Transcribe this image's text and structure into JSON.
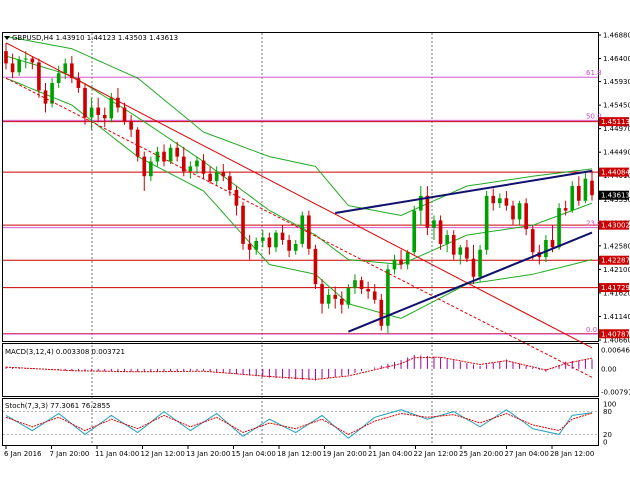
{
  "colors": {
    "background": "#ffffff",
    "bull_candle": "#00a000",
    "bear_candle": "#cc0000",
    "bollinger": "#22aa22",
    "channel_red": "#e00000",
    "trend_blue": "#10106e",
    "fib_line": "#cc44cc",
    "level_line": "#cc0000",
    "macd_hist": "#a000a0",
    "macd_signal": "#e00000",
    "stoch_main": "#20a0c0",
    "stoch_signal": "#e00000",
    "price_label_bg": "#cc0000",
    "current_label_bg": "#000000"
  },
  "main": {
    "header": "GBPUSD,H4  1.43910 1.44123 1.43503 1.43613",
    "header_icon": "triangle-down-icon"
  },
  "chart_data": [
    {
      "type": "candlestick",
      "symbol": "GBPUSD",
      "timeframe": "H4",
      "ohlc_header": {
        "open": 1.4391,
        "high": 1.44123,
        "low": 1.43503,
        "close": 1.43613
      },
      "ylim": [
        1.4066,
        1.4688
      ],
      "y_ticks": [
        "1.46880",
        "1.46400",
        "1.45930",
        "1.45450",
        "1.44970",
        "1.44490",
        "1.44010",
        "1.43530",
        "1.43050",
        "1.42580",
        "1.42100",
        "1.41620",
        "1.41140",
        "1.40660"
      ],
      "price_labels": [
        {
          "value": 1.45113,
          "text": "1.45113"
        },
        {
          "value": 1.44084,
          "text": "1.44084"
        },
        {
          "value": 1.43613,
          "text": "1.43613",
          "current": true
        },
        {
          "value": 1.43002,
          "text": "1.43002"
        },
        {
          "value": 1.42287,
          "text": "1.42287"
        },
        {
          "value": 1.41729,
          "text": "1.41729"
        },
        {
          "value": 1.40787,
          "text": "1.40787"
        }
      ],
      "fibonacci": [
        {
          "level": "61.8",
          "value": 1.4602
        },
        {
          "level": "50.0",
          "value": 1.4514
        },
        {
          "level": "23.6",
          "value": 1.4295
        },
        {
          "level": "0.0",
          "value": 1.4078
        }
      ],
      "horizontal_levels": [
        1.45113,
        1.44084,
        1.43002,
        1.42287,
        1.41729,
        1.40787
      ],
      "x_labels": [
        "6 Jan 2016",
        "7 Jan 20:00",
        "11 Jan 04:00",
        "12 Jan 12:00",
        "13 Jan 20:00",
        "15 Jan 04:00",
        "18 Jan 12:00",
        "19 Jan 20:00",
        "21 Jan 04:00",
        "22 Jan 12:00",
        "25 Jan 20:00",
        "27 Jan 04:00",
        "28 Jan 12:00"
      ],
      "candles": [
        [
          1.4655,
          1.4672,
          1.4618,
          1.463
        ],
        [
          1.463,
          1.465,
          1.46,
          1.4612
        ],
        [
          1.4612,
          1.4645,
          1.4605,
          1.4638
        ],
        [
          1.4638,
          1.4655,
          1.462,
          1.464
        ],
        [
          1.464,
          1.4645,
          1.4618,
          1.4632
        ],
        [
          1.4632,
          1.464,
          1.456,
          1.4575
        ],
        [
          1.4575,
          1.459,
          1.453,
          1.4548
        ],
        [
          1.4548,
          1.46,
          1.454,
          1.459
        ],
        [
          1.459,
          1.4625,
          1.458,
          1.461
        ],
        [
          1.461,
          1.464,
          1.4598,
          1.463
        ],
        [
          1.463,
          1.4645,
          1.459,
          1.46
        ],
        [
          1.46,
          1.4612,
          1.457,
          1.458
        ],
        [
          1.458,
          1.459,
          1.4505,
          1.452
        ],
        [
          1.452,
          1.456,
          1.4495,
          1.454
        ],
        [
          1.454,
          1.456,
          1.451,
          1.4525
        ],
        [
          1.4525,
          1.454,
          1.45,
          1.4518
        ],
        [
          1.4518,
          1.457,
          1.451,
          1.456
        ],
        [
          1.456,
          1.458,
          1.453,
          1.454
        ],
        [
          1.454,
          1.455,
          1.4505,
          1.4512
        ],
        [
          1.4512,
          1.4525,
          1.448,
          1.4495
        ],
        [
          1.4495,
          1.45,
          1.443,
          1.444
        ],
        [
          1.444,
          1.445,
          1.437,
          1.44
        ],
        [
          1.44,
          1.444,
          1.439,
          1.443
        ],
        [
          1.443,
          1.446,
          1.442,
          1.445
        ],
        [
          1.445,
          1.4465,
          1.442,
          1.443
        ],
        [
          1.443,
          1.4465,
          1.4425,
          1.4458
        ],
        [
          1.4458,
          1.447,
          1.443,
          1.444
        ],
        [
          1.444,
          1.446,
          1.44,
          1.441
        ],
        [
          1.441,
          1.443,
          1.4395,
          1.442
        ],
        [
          1.442,
          1.444,
          1.4405,
          1.4432
        ],
        [
          1.4432,
          1.4445,
          1.4395,
          1.4405
        ],
        [
          1.4405,
          1.442,
          1.4385,
          1.439
        ],
        [
          1.439,
          1.442,
          1.438,
          1.4408
        ],
        [
          1.4408,
          1.4425,
          1.439,
          1.44
        ],
        [
          1.44,
          1.441,
          1.436,
          1.4372
        ],
        [
          1.4372,
          1.438,
          1.432,
          1.434
        ],
        [
          1.434,
          1.4348,
          1.425,
          1.4262
        ],
        [
          1.4262,
          1.428,
          1.423,
          1.425
        ],
        [
          1.425,
          1.4275,
          1.424,
          1.4268
        ],
        [
          1.4268,
          1.429,
          1.4255,
          1.4275
        ],
        [
          1.4275,
          1.4285,
          1.424,
          1.4255
        ],
        [
          1.4255,
          1.429,
          1.4245,
          1.4285
        ],
        [
          1.4285,
          1.43,
          1.426,
          1.427
        ],
        [
          1.427,
          1.428,
          1.4235,
          1.4248
        ],
        [
          1.4248,
          1.427,
          1.424,
          1.4262
        ],
        [
          1.4262,
          1.4328,
          1.4255,
          1.432
        ],
        [
          1.432,
          1.433,
          1.424,
          1.4252
        ],
        [
          1.4252,
          1.426,
          1.417,
          1.418
        ],
        [
          1.418,
          1.419,
          1.412,
          1.414
        ],
        [
          1.414,
          1.417,
          1.413,
          1.4158
        ],
        [
          1.4158,
          1.4175,
          1.413,
          1.415
        ],
        [
          1.415,
          1.4165,
          1.412,
          1.4138
        ],
        [
          1.4138,
          1.418,
          1.413,
          1.4172
        ],
        [
          1.4172,
          1.42,
          1.416,
          1.4188
        ],
        [
          1.4188,
          1.4195,
          1.416,
          1.417
        ],
        [
          1.417,
          1.4185,
          1.415,
          1.4165
        ],
        [
          1.4165,
          1.418,
          1.414,
          1.4148
        ],
        [
          1.4148,
          1.416,
          1.4085,
          1.4095
        ],
        [
          1.4095,
          1.422,
          1.408,
          1.421
        ],
        [
          1.421,
          1.424,
          1.42,
          1.423
        ],
        [
          1.423,
          1.425,
          1.421,
          1.422
        ],
        [
          1.422,
          1.425,
          1.421,
          1.4245
        ],
        [
          1.4245,
          1.434,
          1.424,
          1.433
        ],
        [
          1.433,
          1.438,
          1.43,
          1.436
        ],
        [
          1.436,
          1.438,
          1.428,
          1.4295
        ],
        [
          1.4295,
          1.432,
          1.427,
          1.431
        ],
        [
          1.431,
          1.432,
          1.425,
          1.4262
        ],
        [
          1.4262,
          1.429,
          1.4245,
          1.428
        ],
        [
          1.428,
          1.429,
          1.423,
          1.424
        ],
        [
          1.424,
          1.426,
          1.422,
          1.4255
        ],
        [
          1.4255,
          1.427,
          1.4225,
          1.4232
        ],
        [
          1.4232,
          1.426,
          1.418,
          1.4195
        ],
        [
          1.4195,
          1.426,
          1.4185,
          1.425
        ],
        [
          1.425,
          1.437,
          1.424,
          1.436
        ],
        [
          1.436,
          1.4375,
          1.433,
          1.4345
        ],
        [
          1.4345,
          1.4365,
          1.4335,
          1.4355
        ],
        [
          1.4355,
          1.437,
          1.433,
          1.434
        ],
        [
          1.434,
          1.435,
          1.43,
          1.4312
        ],
        [
          1.4312,
          1.435,
          1.43,
          1.4345
        ],
        [
          1.4345,
          1.4355,
          1.428,
          1.4292
        ],
        [
          1.4292,
          1.43,
          1.423,
          1.4245
        ],
        [
          1.4245,
          1.426,
          1.422,
          1.4235
        ],
        [
          1.4235,
          1.428,
          1.4225,
          1.427
        ],
        [
          1.427,
          1.43,
          1.4245,
          1.4255
        ],
        [
          1.4255,
          1.4345,
          1.425,
          1.4335
        ],
        [
          1.4335,
          1.435,
          1.432,
          1.433
        ],
        [
          1.433,
          1.439,
          1.4325,
          1.438
        ],
        [
          1.438,
          1.44,
          1.434,
          1.435
        ],
        [
          1.435,
          1.441,
          1.4345,
          1.4395
        ],
        [
          1.4391,
          1.44123,
          1.43503,
          1.43613
        ]
      ],
      "bollinger_upper_anchors": [
        [
          0,
          1.4685
        ],
        [
          10,
          1.466
        ],
        [
          20,
          1.46
        ],
        [
          30,
          1.449
        ],
        [
          40,
          1.444
        ],
        [
          47,
          1.442
        ],
        [
          52,
          1.434
        ],
        [
          60,
          1.432
        ],
        [
          70,
          1.438
        ],
        [
          80,
          1.44
        ],
        [
          89,
          1.4415
        ]
      ],
      "bollinger_mid_anchors": [
        [
          0,
          1.4645
        ],
        [
          10,
          1.4605
        ],
        [
          20,
          1.452
        ],
        [
          30,
          1.443
        ],
        [
          40,
          1.433
        ],
        [
          47,
          1.428
        ],
        [
          52,
          1.423
        ],
        [
          60,
          1.422
        ],
        [
          70,
          1.428
        ],
        [
          80,
          1.43
        ],
        [
          89,
          1.4345
        ]
      ],
      "bollinger_lower_anchors": [
        [
          0,
          1.46
        ],
        [
          10,
          1.4545
        ],
        [
          20,
          1.444
        ],
        [
          30,
          1.437
        ],
        [
          40,
          1.422
        ],
        [
          47,
          1.42
        ],
        [
          52,
          1.414
        ],
        [
          60,
          1.411
        ],
        [
          70,
          1.418
        ],
        [
          80,
          1.42
        ],
        [
          89,
          1.423
        ]
      ],
      "red_channel": [
        [
          [
            0,
            1.4672
          ],
          [
            89,
            1.405
          ]
        ],
        [
          [
            0,
            1.46
          ],
          [
            89,
            1.399
          ]
        ]
      ],
      "blue_trendlines": [
        [
          [
            50,
            1.4325
          ],
          [
            89,
            1.4411
          ]
        ],
        [
          [
            52,
            1.4083
          ],
          [
            89,
            1.4285
          ]
        ]
      ]
    },
    {
      "type": "bar",
      "indicator": "MACD(3,12,4)",
      "header": "MACD(3,12,4) 0.003308 0.003721",
      "ylim": [
        -0.00791,
        0.00646
      ],
      "y_ticks": [
        "0.00646",
        "0.00",
        "-0.00791"
      ],
      "histogram_anchors": [
        [
          0,
          0.0008
        ],
        [
          10,
          -0.0008
        ],
        [
          20,
          -0.001
        ],
        [
          30,
          -0.0006
        ],
        [
          40,
          -0.003
        ],
        [
          47,
          -0.004
        ],
        [
          52,
          -0.002
        ],
        [
          60,
          0.003
        ],
        [
          62,
          0.0048
        ],
        [
          66,
          0.004
        ],
        [
          72,
          0.001
        ],
        [
          76,
          0.0032
        ],
        [
          82,
          -0.001
        ],
        [
          85,
          0.0025
        ],
        [
          89,
          0.0033
        ]
      ],
      "signal_anchors": [
        [
          0,
          0.0006
        ],
        [
          10,
          -0.0006
        ],
        [
          20,
          -0.001
        ],
        [
          30,
          -0.0008
        ],
        [
          40,
          -0.0026
        ],
        [
          47,
          -0.0036
        ],
        [
          52,
          -0.0024
        ],
        [
          60,
          0.0018
        ],
        [
          62,
          0.0038
        ],
        [
          66,
          0.004
        ],
        [
          72,
          0.0015
        ],
        [
          76,
          0.0028
        ],
        [
          82,
          -0.0004
        ],
        [
          85,
          0.0018
        ],
        [
          89,
          0.0037
        ]
      ]
    },
    {
      "type": "line",
      "indicator": "Stoch(7,3,3)",
      "header": "Stoch(7,3,3) 77.3061 76.2855",
      "ylim": [
        0,
        100
      ],
      "y_ticks": [
        "100",
        "80",
        "20",
        "0"
      ],
      "main_anchors": [
        [
          0,
          70
        ],
        [
          4,
          30
        ],
        [
          8,
          75
        ],
        [
          12,
          20
        ],
        [
          16,
          70
        ],
        [
          20,
          25
        ],
        [
          24,
          80
        ],
        [
          28,
          30
        ],
        [
          32,
          75
        ],
        [
          36,
          15
        ],
        [
          40,
          60
        ],
        [
          44,
          25
        ],
        [
          48,
          70
        ],
        [
          52,
          10
        ],
        [
          56,
          65
        ],
        [
          60,
          85
        ],
        [
          64,
          60
        ],
        [
          68,
          80
        ],
        [
          72,
          40
        ],
        [
          76,
          85
        ],
        [
          80,
          35
        ],
        [
          84,
          20
        ],
        [
          86,
          70
        ],
        [
          89,
          77
        ]
      ],
      "signal_anchors": [
        [
          0,
          65
        ],
        [
          4,
          40
        ],
        [
          8,
          65
        ],
        [
          12,
          30
        ],
        [
          16,
          60
        ],
        [
          20,
          35
        ],
        [
          24,
          70
        ],
        [
          28,
          40
        ],
        [
          32,
          65
        ],
        [
          36,
          25
        ],
        [
          40,
          50
        ],
        [
          44,
          35
        ],
        [
          48,
          60
        ],
        [
          52,
          20
        ],
        [
          56,
          55
        ],
        [
          60,
          75
        ],
        [
          64,
          65
        ],
        [
          68,
          72
        ],
        [
          72,
          50
        ],
        [
          76,
          75
        ],
        [
          80,
          45
        ],
        [
          84,
          30
        ],
        [
          86,
          60
        ],
        [
          89,
          76
        ]
      ]
    }
  ]
}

• • • •

Look through the entries above for the word "indicator". Copy every line where it shows up.

      "indicator": "MACD(3,12,4)",
      "indicator": "Stoch(7,3,3)",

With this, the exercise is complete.